TASK PROMPT —
Continue the forum thread about the Ledger & Tokenization Working Group meetings below, starting after its last sentence. The lines that follow the thread are not part of it.

TEXT PROVIDED —
- - - - - - -
Announcing "Token Standard" as topic of the first meeting of the Ledger & Tokenization Working Group

Dear community!

For tomorrow’s (November 29) meeting of the ledger and tokenization WG we would like to propose an agenda with the following topics:

  • ICRC-2 recap
    • Hum on current ICRC-2 proposal
    • Initiating the voting if there is rough consensus
  • WG governance
    • Feedback from the governance WG
    • Next steps

If you have any other suggestions for topics, please let me know.

2 Likes

Dear WG members and interested parties!

This is the “official” channel for the Ledger and Tokenization WG, the other one we had is “closed” to not fragment our online presence too much.

1 Like

Problem with the Zoom link, please use this one one:

Due to a problem with the Zoom link that could not be fixed in time, the meeting of November 29th could not be held. The problem has been addressed now and a new invitation has been created. Please delete all old invitations and use the one in the Working Group Calendar (Google Calendar link).

We propose to move the meeting from today to next week, same day and time, and remain on the current 2-week schedule after that.

Next meeting: December 6, 2022, 18:00-19:00 CET.

Note that the Zoom link has changed.
Please always use the Zoom link from the calendar above!

Sincere apologies for this and also for the multiple calendar emails you have received.

Dear Working Group

tl;dr
Next WG meeting tomorrow, Dec 6, 2022, 18:00-19:00 CET/UTC+1

Because of the hiccup with Zoom last week, we are having the WG meeting planned for last week tomorrow, December 6, 2022, 18:00-19:00 UTC+1. We would like to move forward with the WG agenda and bring some items to a conclusion, therefore we have quite a full program.

Please always use the Zoom link in the shared WG calendar:

Proposed agenda

  • ICRC-2 proposal (ICRC-2)
    • Walkthrough over the proposal
    • Hum on current ICRC-2 proposal
    • Initiating the voting if we have rough consensus
  • Working Group governance (ICRC-0)
    • Feedback from the governance WG
    • Call for feedback
    • Core working group
  • Other
    • Voting participation
    • Working group composition
    • Upcoming items

Slides

ICRC-2 slides

Let us know on the forum or on Discord or send a private note if you would like something else to be also discussed in this meeting.

From the abandoned topic of the working group, by @Embark, reposting here:

Dear working group members!
- - - - - - -
SUPPLIED INFORMATION —
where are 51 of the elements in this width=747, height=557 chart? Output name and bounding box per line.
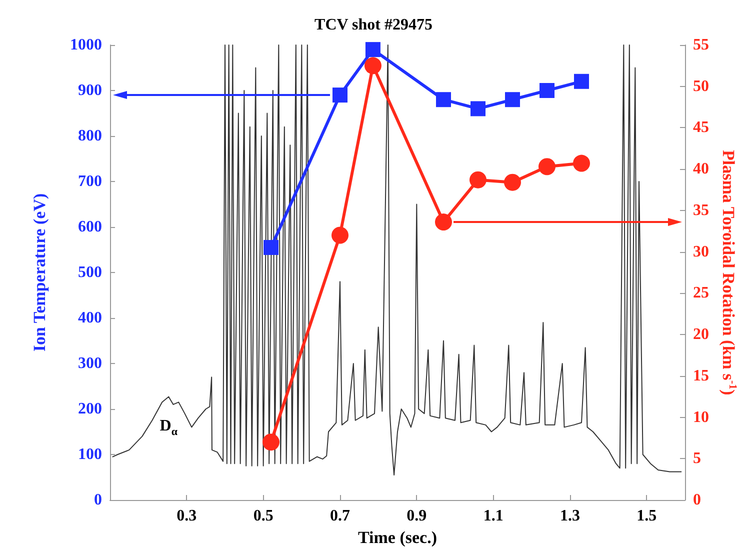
- - - - - - -
RESULT OF THIS EXERCISE —
Here are the agenda and slides for the ledger and tokenization WG meeting tomorrow.

Agenda:

  • Communication & collaboration channels
  • Working group composition
  • Proposed change to voting
  • Working group governance (ICRC-0)
  • Textual Encoding format for ICRC-1 account addresses
  • ICRC-2 proposal (ICRC-2)
  • If time: ICRC-3

Slides:

Please always use the Zoom link in the shared WG calendar:

2 Likes

The WG vote on the ICRC-2 proposal has been opened. Core WG members, please vote on GitHub. The vote is open for one week.

On the textual encoding of subaccounts.

@mariop @dieter.sommer @roman-kashitsyn @jorgenbuilder

Hi all, following the discussions in the working group, I would like to make a case for a single textual encoding that satisfies the following properties:

(1) Uniqueness. No two valid textual encodings should specify the same combination of <principal>:<subaccount>.
(2) Concise. The textual encoding should enable short sub-accounts if possible, e.g. those beginning 0,1 etc.
(3) Checked. Incorrectly copied textual representations, e.g. with a few digits altered from a valid textual encoding should be considered invalid.
(4) Readable. Easy for a person to read (This is primarily (2) but also includes a delimiter to separate principals and subaccounts.

I propose the following format, which I believe satisfies these properties better than the current proposed format.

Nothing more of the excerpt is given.